--- start ---

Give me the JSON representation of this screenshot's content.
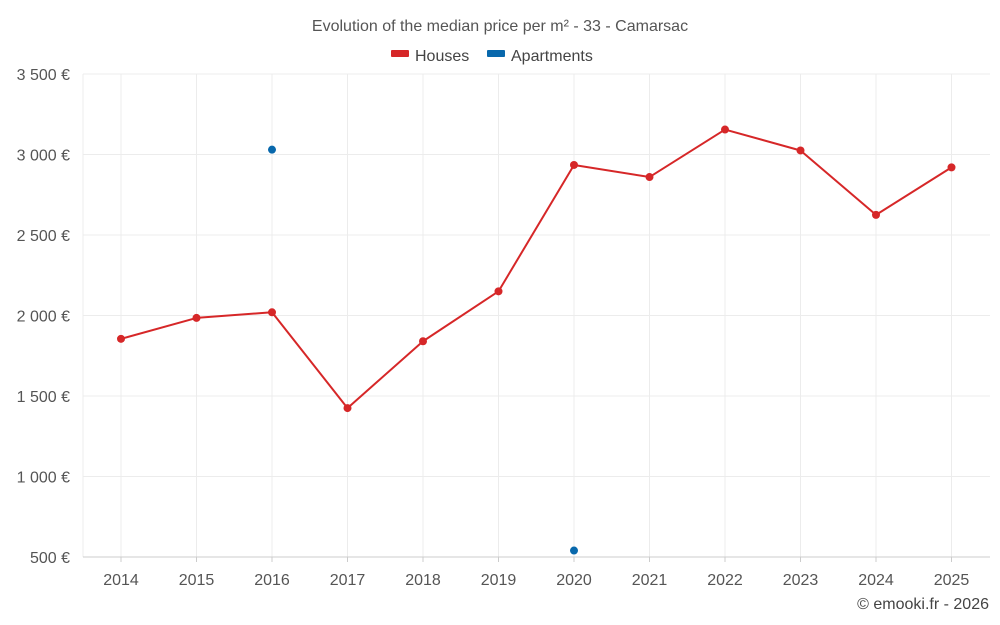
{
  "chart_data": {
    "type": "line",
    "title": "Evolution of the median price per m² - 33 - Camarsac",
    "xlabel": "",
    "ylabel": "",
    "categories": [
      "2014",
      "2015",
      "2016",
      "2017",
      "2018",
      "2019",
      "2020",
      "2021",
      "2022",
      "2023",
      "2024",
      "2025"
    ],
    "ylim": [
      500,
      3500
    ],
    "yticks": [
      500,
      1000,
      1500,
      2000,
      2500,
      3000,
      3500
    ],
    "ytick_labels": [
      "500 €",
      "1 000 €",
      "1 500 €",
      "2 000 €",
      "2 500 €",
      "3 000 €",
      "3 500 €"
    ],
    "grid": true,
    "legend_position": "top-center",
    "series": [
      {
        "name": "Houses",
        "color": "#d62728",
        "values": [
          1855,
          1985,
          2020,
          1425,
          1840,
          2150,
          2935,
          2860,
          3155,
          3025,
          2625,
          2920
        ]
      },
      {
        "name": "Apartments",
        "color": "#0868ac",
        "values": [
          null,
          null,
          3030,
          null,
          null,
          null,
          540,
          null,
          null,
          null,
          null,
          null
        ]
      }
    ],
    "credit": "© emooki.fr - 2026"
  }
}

--- end ---

__Exercise__:
Please set down each line of the data above exactly as written, without the pictures.

__Written response__:
Give me the JSON representation of this screenshot's content.
{
  "chart_data": {
    "type": "line",
    "title": "Evolution of the median price per m² - 33 - Camarsac",
    "xlabel": "",
    "ylabel": "",
    "categories": [
      "2014",
      "2015",
      "2016",
      "2017",
      "2018",
      "2019",
      "2020",
      "2021",
      "2022",
      "2023",
      "2024",
      "2025"
    ],
    "ylim": [
      500,
      3500
    ],
    "yticks": [
      500,
      1000,
      1500,
      2000,
      2500,
      3000,
      3500
    ],
    "ytick_labels": [
      "500 €",
      "1 000 €",
      "1 500 €",
      "2 000 €",
      "2 500 €",
      "3 000 €",
      "3 500 €"
    ],
    "grid": true,
    "legend_position": "top-center",
    "series": [
      {
        "name": "Houses",
        "color": "#d62728",
        "values": [
          1855,
          1985,
          2020,
          1425,
          1840,
          2150,
          2935,
          2860,
          3155,
          3025,
          2625,
          2920
        ]
      },
      {
        "name": "Apartments",
        "color": "#0868ac",
        "values": [
          null,
          null,
          3030,
          null,
          null,
          null,
          540,
          null,
          null,
          null,
          null,
          null
        ]
      }
    ],
    "credit": "© emooki.fr - 2026"
  }
}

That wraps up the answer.